======== Input data ========
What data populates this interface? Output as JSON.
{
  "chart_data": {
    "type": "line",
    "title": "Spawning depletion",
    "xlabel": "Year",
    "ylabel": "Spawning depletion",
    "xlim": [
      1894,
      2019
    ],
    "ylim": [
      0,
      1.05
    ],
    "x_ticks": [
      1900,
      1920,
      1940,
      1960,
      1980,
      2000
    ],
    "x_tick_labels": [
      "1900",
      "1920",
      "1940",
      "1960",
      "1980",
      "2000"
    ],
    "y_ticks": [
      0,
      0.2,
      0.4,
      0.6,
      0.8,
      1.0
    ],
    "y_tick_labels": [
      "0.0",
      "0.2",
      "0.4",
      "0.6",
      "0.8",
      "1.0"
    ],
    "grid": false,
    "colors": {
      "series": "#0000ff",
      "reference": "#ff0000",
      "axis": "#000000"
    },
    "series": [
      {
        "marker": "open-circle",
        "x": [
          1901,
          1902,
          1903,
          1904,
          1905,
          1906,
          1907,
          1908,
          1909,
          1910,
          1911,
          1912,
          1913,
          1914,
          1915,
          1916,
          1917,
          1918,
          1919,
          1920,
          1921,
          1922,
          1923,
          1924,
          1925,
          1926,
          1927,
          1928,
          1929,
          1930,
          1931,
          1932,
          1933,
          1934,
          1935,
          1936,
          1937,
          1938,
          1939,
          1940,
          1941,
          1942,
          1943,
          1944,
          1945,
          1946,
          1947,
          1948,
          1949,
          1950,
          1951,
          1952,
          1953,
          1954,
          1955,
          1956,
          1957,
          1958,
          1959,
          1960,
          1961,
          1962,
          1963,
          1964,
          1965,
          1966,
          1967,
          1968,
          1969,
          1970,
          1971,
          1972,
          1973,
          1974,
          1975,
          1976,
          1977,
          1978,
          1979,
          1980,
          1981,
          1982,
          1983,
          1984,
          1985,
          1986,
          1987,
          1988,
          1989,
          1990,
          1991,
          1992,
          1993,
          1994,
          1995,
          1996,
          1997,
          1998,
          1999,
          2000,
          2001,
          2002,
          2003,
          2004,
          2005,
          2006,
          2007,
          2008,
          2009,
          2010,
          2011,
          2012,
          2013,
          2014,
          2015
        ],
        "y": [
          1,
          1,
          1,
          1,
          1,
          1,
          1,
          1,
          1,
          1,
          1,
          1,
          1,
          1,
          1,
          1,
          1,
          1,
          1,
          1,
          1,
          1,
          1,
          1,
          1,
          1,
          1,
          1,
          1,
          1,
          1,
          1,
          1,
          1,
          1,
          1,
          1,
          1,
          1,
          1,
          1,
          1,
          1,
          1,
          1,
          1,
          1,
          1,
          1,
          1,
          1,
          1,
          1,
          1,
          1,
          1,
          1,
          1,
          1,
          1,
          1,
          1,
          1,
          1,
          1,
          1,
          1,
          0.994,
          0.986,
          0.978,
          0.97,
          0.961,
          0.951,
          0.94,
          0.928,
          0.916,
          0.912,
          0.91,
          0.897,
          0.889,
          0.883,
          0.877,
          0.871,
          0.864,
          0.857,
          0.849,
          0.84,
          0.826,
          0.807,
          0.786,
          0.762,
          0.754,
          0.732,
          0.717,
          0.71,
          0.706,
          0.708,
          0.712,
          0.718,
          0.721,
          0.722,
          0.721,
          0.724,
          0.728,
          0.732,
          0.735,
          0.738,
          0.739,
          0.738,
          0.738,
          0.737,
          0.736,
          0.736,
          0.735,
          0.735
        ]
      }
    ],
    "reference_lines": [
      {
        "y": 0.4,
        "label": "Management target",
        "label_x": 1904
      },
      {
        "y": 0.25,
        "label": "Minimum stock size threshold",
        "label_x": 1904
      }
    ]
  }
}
========
======== Input data ========
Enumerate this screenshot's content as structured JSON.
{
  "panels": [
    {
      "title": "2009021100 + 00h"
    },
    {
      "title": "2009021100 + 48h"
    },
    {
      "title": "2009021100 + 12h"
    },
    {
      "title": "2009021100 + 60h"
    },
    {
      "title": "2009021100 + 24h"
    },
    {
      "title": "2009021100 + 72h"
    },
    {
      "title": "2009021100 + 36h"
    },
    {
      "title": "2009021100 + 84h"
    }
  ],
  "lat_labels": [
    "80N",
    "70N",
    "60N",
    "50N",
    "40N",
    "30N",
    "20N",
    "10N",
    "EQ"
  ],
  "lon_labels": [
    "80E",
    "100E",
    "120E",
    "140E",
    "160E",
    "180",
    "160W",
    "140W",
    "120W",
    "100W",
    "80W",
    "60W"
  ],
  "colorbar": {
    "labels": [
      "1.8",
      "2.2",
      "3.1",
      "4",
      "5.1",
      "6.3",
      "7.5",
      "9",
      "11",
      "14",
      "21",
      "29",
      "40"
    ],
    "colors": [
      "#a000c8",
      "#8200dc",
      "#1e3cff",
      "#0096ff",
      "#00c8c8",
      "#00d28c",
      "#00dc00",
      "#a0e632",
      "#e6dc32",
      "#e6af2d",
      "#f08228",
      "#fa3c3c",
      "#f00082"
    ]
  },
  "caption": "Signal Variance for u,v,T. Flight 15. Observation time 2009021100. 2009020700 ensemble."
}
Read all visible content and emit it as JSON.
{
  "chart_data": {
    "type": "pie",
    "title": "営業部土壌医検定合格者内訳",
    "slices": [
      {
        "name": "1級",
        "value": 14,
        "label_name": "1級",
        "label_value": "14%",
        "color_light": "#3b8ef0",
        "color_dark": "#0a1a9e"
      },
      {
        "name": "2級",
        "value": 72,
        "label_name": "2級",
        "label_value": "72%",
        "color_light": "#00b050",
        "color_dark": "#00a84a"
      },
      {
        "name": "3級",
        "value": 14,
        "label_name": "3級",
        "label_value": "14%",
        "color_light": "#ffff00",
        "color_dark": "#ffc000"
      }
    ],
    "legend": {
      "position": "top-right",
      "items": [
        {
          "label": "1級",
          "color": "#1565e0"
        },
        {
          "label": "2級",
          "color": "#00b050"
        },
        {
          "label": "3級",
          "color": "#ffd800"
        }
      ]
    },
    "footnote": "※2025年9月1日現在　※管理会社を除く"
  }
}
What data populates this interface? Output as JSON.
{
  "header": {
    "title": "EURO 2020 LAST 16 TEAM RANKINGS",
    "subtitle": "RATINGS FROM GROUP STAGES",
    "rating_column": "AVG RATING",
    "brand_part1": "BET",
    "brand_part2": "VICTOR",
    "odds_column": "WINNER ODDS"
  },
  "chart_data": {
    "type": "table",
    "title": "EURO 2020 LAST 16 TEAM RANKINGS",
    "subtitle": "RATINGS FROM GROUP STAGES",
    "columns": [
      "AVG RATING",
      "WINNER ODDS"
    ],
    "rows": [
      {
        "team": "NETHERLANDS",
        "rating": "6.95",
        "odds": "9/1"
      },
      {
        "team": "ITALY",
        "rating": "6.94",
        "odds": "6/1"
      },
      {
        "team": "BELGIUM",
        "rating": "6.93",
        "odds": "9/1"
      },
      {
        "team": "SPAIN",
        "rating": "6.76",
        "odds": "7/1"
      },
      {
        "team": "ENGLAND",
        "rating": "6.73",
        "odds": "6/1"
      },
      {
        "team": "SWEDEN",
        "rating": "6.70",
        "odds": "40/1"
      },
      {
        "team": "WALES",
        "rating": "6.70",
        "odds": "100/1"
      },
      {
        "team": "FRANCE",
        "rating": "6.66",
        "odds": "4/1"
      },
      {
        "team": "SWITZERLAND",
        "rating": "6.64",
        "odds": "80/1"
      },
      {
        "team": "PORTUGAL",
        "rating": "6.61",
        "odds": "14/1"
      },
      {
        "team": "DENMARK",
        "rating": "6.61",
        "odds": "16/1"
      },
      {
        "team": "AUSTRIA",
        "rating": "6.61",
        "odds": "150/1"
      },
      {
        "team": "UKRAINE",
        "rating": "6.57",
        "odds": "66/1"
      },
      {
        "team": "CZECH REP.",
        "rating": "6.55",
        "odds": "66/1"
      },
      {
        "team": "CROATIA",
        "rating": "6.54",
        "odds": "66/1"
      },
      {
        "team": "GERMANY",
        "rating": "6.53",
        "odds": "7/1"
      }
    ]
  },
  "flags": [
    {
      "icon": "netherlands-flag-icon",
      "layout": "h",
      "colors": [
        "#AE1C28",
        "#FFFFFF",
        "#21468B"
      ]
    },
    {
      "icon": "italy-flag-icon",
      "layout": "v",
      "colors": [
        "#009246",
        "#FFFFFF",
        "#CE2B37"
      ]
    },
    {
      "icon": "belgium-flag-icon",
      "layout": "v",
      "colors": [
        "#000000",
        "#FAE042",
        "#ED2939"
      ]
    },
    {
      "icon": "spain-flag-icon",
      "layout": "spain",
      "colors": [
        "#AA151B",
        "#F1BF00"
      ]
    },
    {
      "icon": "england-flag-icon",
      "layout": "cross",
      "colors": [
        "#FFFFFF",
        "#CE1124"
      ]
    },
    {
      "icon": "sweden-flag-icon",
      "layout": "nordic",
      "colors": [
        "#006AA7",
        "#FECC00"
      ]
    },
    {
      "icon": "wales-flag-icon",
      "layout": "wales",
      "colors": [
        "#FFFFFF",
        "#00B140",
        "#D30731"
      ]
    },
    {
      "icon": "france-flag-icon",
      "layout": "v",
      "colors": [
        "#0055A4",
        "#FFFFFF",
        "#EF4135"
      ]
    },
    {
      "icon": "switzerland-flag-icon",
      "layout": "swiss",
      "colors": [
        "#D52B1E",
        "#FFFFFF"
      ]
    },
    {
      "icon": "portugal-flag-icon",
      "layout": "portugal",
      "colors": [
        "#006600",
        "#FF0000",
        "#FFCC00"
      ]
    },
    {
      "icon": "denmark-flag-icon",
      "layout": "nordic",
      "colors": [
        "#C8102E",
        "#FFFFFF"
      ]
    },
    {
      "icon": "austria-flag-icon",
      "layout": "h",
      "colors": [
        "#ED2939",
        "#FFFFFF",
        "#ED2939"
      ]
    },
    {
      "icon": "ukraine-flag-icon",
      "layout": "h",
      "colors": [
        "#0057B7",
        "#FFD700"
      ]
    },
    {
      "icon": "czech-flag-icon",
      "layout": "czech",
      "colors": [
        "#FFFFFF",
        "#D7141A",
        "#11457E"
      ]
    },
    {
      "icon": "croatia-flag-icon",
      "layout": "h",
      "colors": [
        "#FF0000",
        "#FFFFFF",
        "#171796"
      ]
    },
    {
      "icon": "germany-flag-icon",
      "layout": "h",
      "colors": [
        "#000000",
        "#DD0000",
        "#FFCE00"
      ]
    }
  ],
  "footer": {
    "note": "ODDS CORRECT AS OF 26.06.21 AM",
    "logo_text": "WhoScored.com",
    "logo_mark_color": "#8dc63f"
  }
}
========
======== Input data ========
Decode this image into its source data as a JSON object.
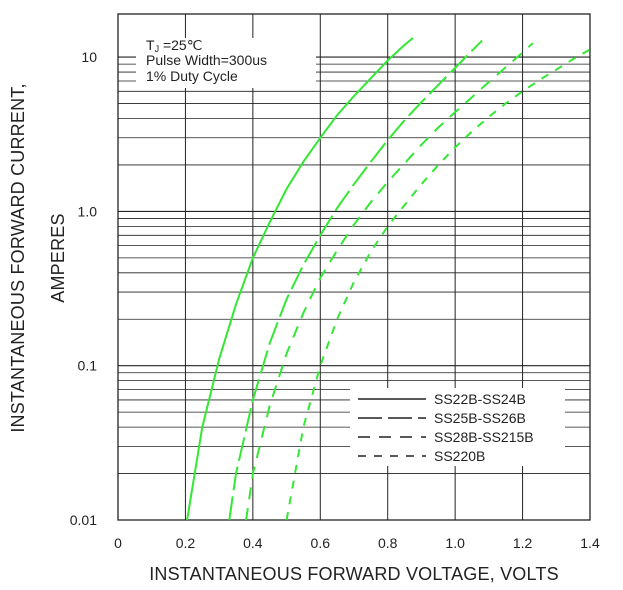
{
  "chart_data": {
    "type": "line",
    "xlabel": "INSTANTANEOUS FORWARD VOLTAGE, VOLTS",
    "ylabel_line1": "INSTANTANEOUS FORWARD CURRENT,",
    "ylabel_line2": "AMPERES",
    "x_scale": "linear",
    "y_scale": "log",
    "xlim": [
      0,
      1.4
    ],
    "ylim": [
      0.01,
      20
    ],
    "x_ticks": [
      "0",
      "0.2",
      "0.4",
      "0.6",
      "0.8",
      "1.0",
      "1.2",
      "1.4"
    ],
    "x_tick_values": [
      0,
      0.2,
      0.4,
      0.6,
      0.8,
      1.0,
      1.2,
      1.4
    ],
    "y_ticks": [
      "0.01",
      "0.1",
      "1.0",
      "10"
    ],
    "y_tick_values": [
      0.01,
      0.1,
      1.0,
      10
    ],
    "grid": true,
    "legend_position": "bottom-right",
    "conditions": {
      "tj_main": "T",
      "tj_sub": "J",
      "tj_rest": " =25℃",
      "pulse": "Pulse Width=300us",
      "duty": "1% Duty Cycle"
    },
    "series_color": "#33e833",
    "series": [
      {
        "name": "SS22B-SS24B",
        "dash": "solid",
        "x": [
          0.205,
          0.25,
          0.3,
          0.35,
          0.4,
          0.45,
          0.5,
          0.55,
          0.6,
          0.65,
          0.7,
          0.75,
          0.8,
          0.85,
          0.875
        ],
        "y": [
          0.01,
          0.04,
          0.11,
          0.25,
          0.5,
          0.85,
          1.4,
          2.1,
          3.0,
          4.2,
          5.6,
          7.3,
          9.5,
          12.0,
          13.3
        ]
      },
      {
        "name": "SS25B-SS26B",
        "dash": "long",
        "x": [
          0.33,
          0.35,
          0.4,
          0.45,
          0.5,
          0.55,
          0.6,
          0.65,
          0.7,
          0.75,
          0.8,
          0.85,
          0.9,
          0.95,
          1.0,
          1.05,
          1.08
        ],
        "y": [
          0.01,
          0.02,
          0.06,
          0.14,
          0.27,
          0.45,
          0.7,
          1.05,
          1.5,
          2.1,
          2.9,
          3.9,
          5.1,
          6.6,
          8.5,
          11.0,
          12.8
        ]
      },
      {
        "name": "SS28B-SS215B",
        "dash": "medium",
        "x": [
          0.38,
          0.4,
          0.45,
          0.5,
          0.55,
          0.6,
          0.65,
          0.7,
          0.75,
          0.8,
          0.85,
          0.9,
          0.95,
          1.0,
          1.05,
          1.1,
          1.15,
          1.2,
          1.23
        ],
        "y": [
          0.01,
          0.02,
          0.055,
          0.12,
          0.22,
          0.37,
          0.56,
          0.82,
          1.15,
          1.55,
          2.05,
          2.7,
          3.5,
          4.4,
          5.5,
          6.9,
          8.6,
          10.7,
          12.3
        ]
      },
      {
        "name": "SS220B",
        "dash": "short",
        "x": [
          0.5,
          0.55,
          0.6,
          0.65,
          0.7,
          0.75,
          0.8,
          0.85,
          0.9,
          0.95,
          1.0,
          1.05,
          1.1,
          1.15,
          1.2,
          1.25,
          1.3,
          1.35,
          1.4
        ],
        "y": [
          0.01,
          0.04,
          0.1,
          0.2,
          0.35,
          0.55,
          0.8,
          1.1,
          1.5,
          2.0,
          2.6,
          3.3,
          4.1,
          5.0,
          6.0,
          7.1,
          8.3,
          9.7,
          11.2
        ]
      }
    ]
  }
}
========
Task instructions ->
Read the entries and pick out all lines that include the word "this".

Task answer ->
What data populates this interface? Output as JSON.
Enumerate this screenshot's content as structured JSON.
What data populates this interface? Output as JSON.
Decode this image into its source data as a JSON object.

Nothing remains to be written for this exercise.